**WRITTEN INSTRUCTION:**
Extract each line of the material that follows exactly and omit its pictures.

**Dataset rows:**

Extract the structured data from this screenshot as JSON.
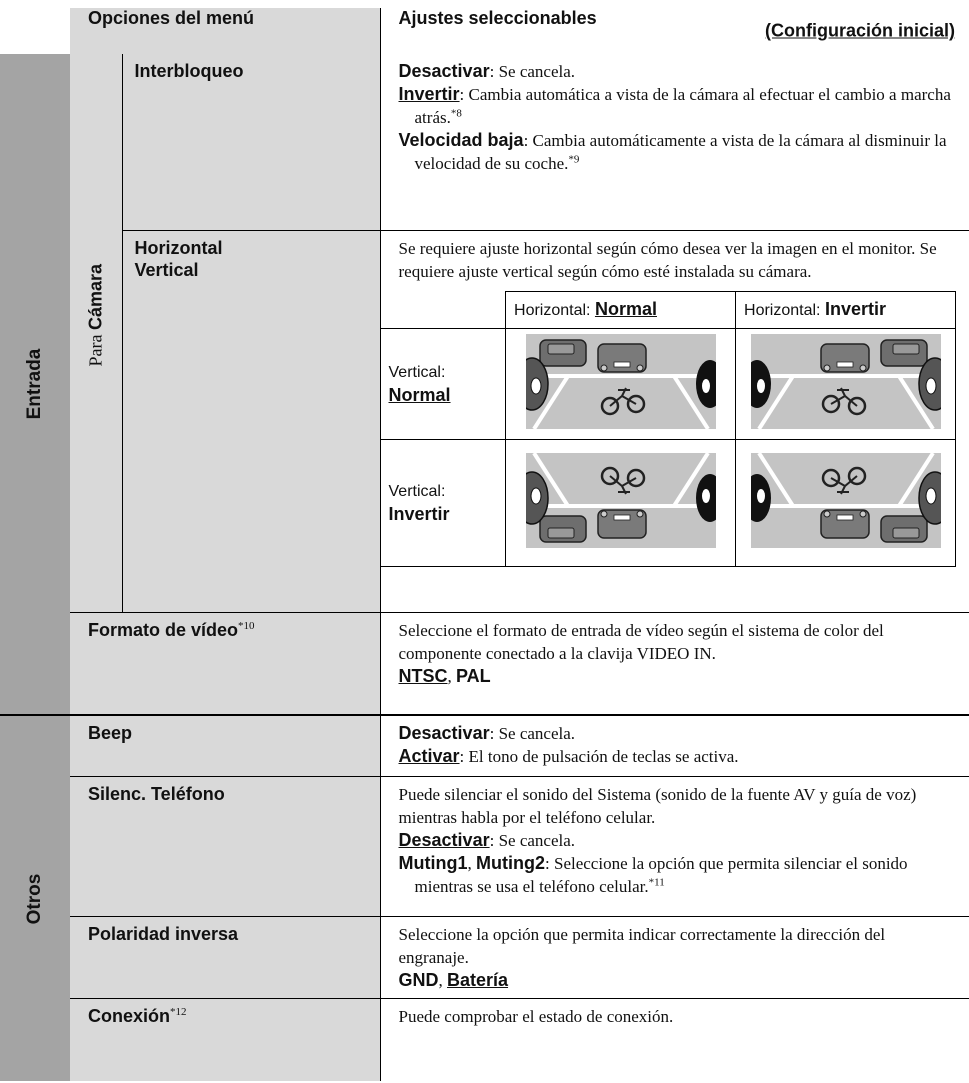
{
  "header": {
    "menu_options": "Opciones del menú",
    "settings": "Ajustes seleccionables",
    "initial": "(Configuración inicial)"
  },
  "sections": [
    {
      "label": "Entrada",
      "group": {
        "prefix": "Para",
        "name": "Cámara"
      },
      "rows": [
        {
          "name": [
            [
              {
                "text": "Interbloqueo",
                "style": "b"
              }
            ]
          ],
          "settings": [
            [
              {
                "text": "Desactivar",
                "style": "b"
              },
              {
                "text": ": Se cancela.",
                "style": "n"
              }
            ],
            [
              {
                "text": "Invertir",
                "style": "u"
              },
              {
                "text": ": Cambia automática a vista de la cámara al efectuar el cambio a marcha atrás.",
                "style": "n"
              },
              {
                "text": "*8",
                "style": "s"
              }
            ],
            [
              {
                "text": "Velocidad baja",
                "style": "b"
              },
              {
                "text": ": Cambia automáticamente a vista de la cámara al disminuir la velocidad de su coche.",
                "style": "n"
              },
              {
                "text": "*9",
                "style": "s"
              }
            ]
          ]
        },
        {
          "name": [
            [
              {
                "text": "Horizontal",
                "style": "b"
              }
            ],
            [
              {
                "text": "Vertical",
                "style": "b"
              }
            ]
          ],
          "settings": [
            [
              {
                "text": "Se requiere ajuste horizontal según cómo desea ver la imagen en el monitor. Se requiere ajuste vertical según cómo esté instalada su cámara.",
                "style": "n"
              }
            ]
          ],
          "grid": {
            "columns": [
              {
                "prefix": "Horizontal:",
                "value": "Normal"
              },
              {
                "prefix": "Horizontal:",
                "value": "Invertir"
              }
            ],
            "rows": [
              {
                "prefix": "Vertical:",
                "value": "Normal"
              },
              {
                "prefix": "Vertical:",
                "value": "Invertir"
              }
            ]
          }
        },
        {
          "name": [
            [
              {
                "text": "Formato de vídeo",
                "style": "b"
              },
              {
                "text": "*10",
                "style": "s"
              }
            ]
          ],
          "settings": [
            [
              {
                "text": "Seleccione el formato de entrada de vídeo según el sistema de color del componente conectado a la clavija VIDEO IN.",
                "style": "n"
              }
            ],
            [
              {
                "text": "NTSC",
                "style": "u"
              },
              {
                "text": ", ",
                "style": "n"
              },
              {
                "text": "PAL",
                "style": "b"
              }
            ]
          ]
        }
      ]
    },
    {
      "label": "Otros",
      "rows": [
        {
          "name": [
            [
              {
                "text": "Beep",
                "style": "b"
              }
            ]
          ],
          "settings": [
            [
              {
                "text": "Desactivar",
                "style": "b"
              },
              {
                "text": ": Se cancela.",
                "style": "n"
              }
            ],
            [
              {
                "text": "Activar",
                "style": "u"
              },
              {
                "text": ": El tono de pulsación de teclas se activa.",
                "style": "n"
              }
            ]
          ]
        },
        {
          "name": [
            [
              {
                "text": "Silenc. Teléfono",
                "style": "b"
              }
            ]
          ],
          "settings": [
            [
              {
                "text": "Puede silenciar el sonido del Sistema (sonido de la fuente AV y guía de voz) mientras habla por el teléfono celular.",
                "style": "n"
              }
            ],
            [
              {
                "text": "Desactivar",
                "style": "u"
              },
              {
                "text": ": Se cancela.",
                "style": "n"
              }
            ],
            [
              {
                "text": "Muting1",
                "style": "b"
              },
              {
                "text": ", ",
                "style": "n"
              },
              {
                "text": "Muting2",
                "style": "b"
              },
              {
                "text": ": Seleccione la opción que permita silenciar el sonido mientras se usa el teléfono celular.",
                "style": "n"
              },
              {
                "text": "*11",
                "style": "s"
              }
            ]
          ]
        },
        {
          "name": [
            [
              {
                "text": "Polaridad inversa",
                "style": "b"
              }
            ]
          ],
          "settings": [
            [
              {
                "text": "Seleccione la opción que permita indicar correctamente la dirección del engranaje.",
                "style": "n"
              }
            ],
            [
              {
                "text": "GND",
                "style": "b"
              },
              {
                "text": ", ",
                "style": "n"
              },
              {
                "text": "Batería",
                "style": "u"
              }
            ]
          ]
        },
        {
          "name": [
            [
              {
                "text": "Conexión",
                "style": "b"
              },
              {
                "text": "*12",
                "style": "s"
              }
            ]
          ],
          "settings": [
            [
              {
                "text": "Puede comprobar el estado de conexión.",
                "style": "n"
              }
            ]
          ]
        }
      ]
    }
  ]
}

**PROBLEM SOLUTION:**
Extract the structured data from this screenshot as JSON.
{
  "header": {
    "menu_options": "Opciones del menú",
    "settings": "Ajustes seleccionables",
    "initial": "(Configuración inicial)"
  },
  "sections": [
    {
      "label": "Entrada",
      "group": {
        "prefix": "Para",
        "name": "Cámara"
      },
      "rows": [
        {
          "name": [
            [
              {
                "text": "Interbloqueo",
                "style": "b"
              }
            ]
          ],
          "settings": [
            [
              {
                "text": "Desactivar",
                "style": "b"
              },
              {
                "text": ": Se cancela.",
                "style": "n"
              }
            ],
            [
              {
                "text": "Invertir",
                "style": "u"
              },
              {
                "text": ": Cambia automática a vista de la cámara al efectuar el cambio a marcha atrás.",
                "style": "n"
              },
              {
                "text": "*8",
                "style": "s"
              }
            ],
            [
              {
                "text": "Velocidad baja",
                "style": "b"
              },
              {
                "text": ": Cambia automáticamente a vista de la cámara al disminuir la velocidad de su coche.",
                "style": "n"
              },
              {
                "text": "*9",
                "style": "s"
              }
            ]
          ]
        },
        {
          "name": [
            [
              {
                "text": "Horizontal",
                "style": "b"
              }
            ],
            [
              {
                "text": "Vertical",
                "style": "b"
              }
            ]
          ],
          "settings": [
            [
              {
                "text": "Se requiere ajuste horizontal según cómo desea ver la imagen en el monitor. Se requiere ajuste vertical según cómo esté instalada su cámara.",
                "style": "n"
              }
            ]
          ],
          "grid": {
            "columns": [
              {
                "prefix": "Horizontal:",
                "value": "Normal"
              },
              {
                "prefix": "Horizontal:",
                "value": "Invertir"
              }
            ],
            "rows": [
              {
                "prefix": "Vertical:",
                "value": "Normal"
              },
              {
                "prefix": "Vertical:",
                "value": "Invertir"
              }
            ]
          }
        },
        {
          "name": [
            [
              {
                "text": "Formato de vídeo",
                "style": "b"
              },
              {
                "text": "*10",
                "style": "s"
              }
            ]
          ],
          "settings": [
            [
              {
                "text": "Seleccione el formato de entrada de vídeo según el sistema de color del componente conectado a la clavija VIDEO IN.",
                "style": "n"
              }
            ],
            [
              {
                "text": "NTSC",
                "style": "u"
              },
              {
                "text": ", ",
                "style": "n"
              },
              {
                "text": "PAL",
                "style": "b"
              }
            ]
          ]
        }
      ]
    },
    {
      "label": "Otros",
      "rows": [
        {
          "name": [
            [
              {
                "text": "Beep",
                "style": "b"
              }
            ]
          ],
          "settings": [
            [
              {
                "text": "Desactivar",
                "style": "b"
              },
              {
                "text": ": Se cancela.",
                "style": "n"
              }
            ],
            [
              {
                "text": "Activar",
                "style": "u"
              },
              {
                "text": ": El tono de pulsación de teclas se activa.",
                "style": "n"
              }
            ]
          ]
        },
        {
          "name": [
            [
              {
                "text": "Silenc. Teléfono",
                "style": "b"
              }
            ]
          ],
          "settings": [
            [
              {
                "text": "Puede silenciar el sonido del Sistema (sonido de la fuente AV y guía de voz) mientras habla por el teléfono celular.",
                "style": "n"
              }
            ],
            [
              {
                "text": "Desactivar",
                "style": "u"
              },
              {
                "text": ": Se cancela.",
                "style": "n"
              }
            ],
            [
              {
                "text": "Muting1",
                "style": "b"
              },
              {
                "text": ", ",
                "style": "n"
              },
              {
                "text": "Muting2",
                "style": "b"
              },
              {
                "text": ": Seleccione la opción que permita silenciar el sonido mientras se usa el teléfono celular.",
                "style": "n"
              },
              {
                "text": "*11",
                "style": "s"
              }
            ]
          ]
        },
        {
          "name": [
            [
              {
                "text": "Polaridad inversa",
                "style": "b"
              }
            ]
          ],
          "settings": [
            [
              {
                "text": "Seleccione la opción que permita indicar correctamente la dirección del engranaje.",
                "style": "n"
              }
            ],
            [
              {
                "text": "GND",
                "style": "b"
              },
              {
                "text": ", ",
                "style": "n"
              },
              {
                "text": "Batería",
                "style": "u"
              }
            ]
          ]
        },
        {
          "name": [
            [
              {
                "text": "Conexión",
                "style": "b"
              },
              {
                "text": "*12",
                "style": "s"
              }
            ]
          ],
          "settings": [
            [
              {
                "text": "Puede comprobar el estado de conexión.",
                "style": "n"
              }
            ]
          ]
        }
      ]
    }
  ]
}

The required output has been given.